■ Work to be completed
Extract the listing in its entirety, keeping each line identical to the original.

■ Records about charts and figures
******************************

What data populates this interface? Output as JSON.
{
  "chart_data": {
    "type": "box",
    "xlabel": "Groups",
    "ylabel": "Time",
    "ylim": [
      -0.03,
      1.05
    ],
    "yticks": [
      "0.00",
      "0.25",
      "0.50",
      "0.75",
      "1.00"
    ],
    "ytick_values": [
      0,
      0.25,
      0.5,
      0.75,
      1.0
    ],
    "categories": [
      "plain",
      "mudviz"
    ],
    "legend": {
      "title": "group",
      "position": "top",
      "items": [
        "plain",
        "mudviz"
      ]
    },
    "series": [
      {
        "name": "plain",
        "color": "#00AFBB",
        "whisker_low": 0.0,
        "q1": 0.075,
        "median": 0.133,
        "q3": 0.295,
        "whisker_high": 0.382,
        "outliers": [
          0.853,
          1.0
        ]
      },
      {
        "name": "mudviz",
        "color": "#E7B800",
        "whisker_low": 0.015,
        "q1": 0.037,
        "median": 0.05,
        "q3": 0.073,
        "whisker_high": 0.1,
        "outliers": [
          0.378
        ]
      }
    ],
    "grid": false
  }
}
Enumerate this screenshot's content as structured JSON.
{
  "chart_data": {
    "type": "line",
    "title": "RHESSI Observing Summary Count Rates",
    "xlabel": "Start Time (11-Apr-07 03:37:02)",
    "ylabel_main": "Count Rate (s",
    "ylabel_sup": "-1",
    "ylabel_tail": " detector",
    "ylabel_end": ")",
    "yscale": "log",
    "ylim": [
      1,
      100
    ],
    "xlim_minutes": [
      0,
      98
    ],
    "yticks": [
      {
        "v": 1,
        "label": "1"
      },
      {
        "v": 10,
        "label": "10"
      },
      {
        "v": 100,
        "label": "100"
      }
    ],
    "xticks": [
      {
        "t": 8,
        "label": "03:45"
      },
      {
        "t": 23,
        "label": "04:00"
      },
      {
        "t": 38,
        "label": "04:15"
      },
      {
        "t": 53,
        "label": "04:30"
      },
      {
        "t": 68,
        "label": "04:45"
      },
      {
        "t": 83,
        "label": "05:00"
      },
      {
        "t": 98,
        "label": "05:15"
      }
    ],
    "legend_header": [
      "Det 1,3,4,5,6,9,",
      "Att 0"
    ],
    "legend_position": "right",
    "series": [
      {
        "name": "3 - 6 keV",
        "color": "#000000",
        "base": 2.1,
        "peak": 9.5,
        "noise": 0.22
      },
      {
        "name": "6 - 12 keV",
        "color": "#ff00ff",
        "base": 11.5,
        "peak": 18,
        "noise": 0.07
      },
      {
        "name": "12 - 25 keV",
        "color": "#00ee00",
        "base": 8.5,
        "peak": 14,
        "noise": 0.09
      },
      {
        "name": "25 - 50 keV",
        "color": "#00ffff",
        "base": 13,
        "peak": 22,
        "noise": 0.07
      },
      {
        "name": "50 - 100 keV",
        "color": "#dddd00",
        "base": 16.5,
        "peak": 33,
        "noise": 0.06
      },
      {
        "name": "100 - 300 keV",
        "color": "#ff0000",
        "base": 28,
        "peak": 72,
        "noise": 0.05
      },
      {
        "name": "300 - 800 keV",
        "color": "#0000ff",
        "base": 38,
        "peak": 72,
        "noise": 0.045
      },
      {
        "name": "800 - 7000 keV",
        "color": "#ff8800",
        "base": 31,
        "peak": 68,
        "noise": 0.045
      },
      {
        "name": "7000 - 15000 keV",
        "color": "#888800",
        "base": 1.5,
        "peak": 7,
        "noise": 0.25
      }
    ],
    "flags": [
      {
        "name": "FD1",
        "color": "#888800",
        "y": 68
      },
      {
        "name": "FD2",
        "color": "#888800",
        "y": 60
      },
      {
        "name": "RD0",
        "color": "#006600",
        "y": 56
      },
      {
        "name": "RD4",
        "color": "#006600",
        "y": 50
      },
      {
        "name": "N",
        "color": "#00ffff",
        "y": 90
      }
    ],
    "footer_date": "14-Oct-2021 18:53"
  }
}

******************************

■ Task answer
What data populates this interface? Output as JSON.
{
  "chart_data": {
    "type": "box",
    "xlabel": "Groups",
    "ylabel": "Time",
    "ylim": [
      -0.03,
      1.05
    ],
    "yticks": [
      "0.00",
      "0.25",
      "0.50",
      "0.75",
      "1.00"
    ],
    "ytick_values": [
      0,
      0.25,
      0.5,
      0.75,
      1.0
    ],
    "categories": [
      "plain",
      "mudviz"
    ],
    "legend": {
      "title": "group",
      "position": "top",
      "items": [
        "plain",
        "mudviz"
      ]
    },
    "series": [
      {
        "name": "plain",
        "color": "#00AFBB",
        "whisker_low": 0.0,
        "q1": 0.075,
        "median": 0.133,
        "q3": 0.295,
        "whisker_high": 0.382,
        "outliers": [
          0.853,
          1.0
        ]
      },
      {
        "name": "mudviz",
        "color": "#E7B800",
        "whisker_low": 0.015,
        "q1": 0.037,
        "median": 0.05,
        "q3": 0.073,
        "whisker_high": 0.1,
        "outliers": [
          0.378
        ]
      }
    ],
    "grid": false
  }
}
Enumerate this screenshot's content as structured JSON.
{
  "chart_data": {
    "type": "line",
    "title": "RHESSI Observing Summary Count Rates",
    "xlabel": "Start Time (11-Apr-07 03:37:02)",
    "ylabel_main": "Count Rate (s",
    "ylabel_sup": "-1",
    "ylabel_tail": " detector",
    "ylabel_end": ")",
    "yscale": "log",
    "ylim": [
      1,
      100
    ],
    "xlim_minutes": [
      0,
      98
    ],
    "yticks": [
      {
        "v": 1,
        "label": "1"
      },
      {
        "v": 10,
        "label": "10"
      },
      {
        "v": 100,
        "label": "100"
      }
    ],
    "xticks": [
      {
        "t": 8,
        "label": "03:45"
      },
      {
        "t": 23,
        "label": "04:00"
      },
      {
        "t": 38,
        "label": "04:15"
      },
      {
        "t": 53,
        "label": "04:30"
      },
      {
        "t": 68,
        "label": "04:45"
      },
      {
        "t": 83,
        "label": "05:00"
      },
      {
        "t": 98,
        "label": "05:15"
      }
    ],
    "legend_header": [
      "Det 1,3,4,5,6,9,",
      "Att 0"
    ],
    "legend_position": "right",
    "series": [
      {
        "name": "3 - 6 keV",
        "color": "#000000",
        "base": 2.1,
        "peak": 9.5,
        "noise": 0.22
      },
      {
        "name": "6 - 12 keV",
        "color": "#ff00ff",
        "base": 11.5,
        "peak": 18,
        "noise": 0.07
      },
      {
        "name": "12 - 25 keV",
        "color": "#00ee00",
        "base": 8.5,
        "peak": 14,
        "noise": 0.09
      },
      {
        "name": "25 - 50 keV",
        "color": "#00ffff",
        "base": 13,
        "peak": 22,
        "noise": 0.07
      },
      {
        "name": "50 - 100 keV",
        "color": "#dddd00",
        "base": 16.5,
        "peak": 33,
        "noise": 0.06
      },
      {
        "name": "100 - 300 keV",
        "color": "#ff0000",
        "base": 28,
        "peak": 72,
        "noise": 0.05
      },
      {
        "name": "300 - 800 keV",
        "color": "#0000ff",
        "base": 38,
        "peak": 72,
        "noise": 0.045
      },
      {
        "name": "800 - 7000 keV",
        "color": "#ff8800",
        "base": 31,
        "peak": 68,
        "noise": 0.045
      },
      {
        "name": "7000 - 15000 keV",
        "color": "#888800",
        "base": 1.5,
        "peak": 7,
        "noise": 0.25
      }
    ],
    "flags": [
      {
        "name": "FD1",
        "color": "#888800",
        "y": 68
      },
      {
        "name": "FD2",
        "color": "#888800",
        "y": 60
      },
      {
        "name": "RD0",
        "color": "#006600",
        "y": 56
      },
      {
        "name": "RD4",
        "color": "#006600",
        "y": 50
      },
      {
        "name": "N",
        "color": "#00ffff",
        "y": 90
      }
    ],
    "footer_date": "14-Oct-2021 18:53"
  }
}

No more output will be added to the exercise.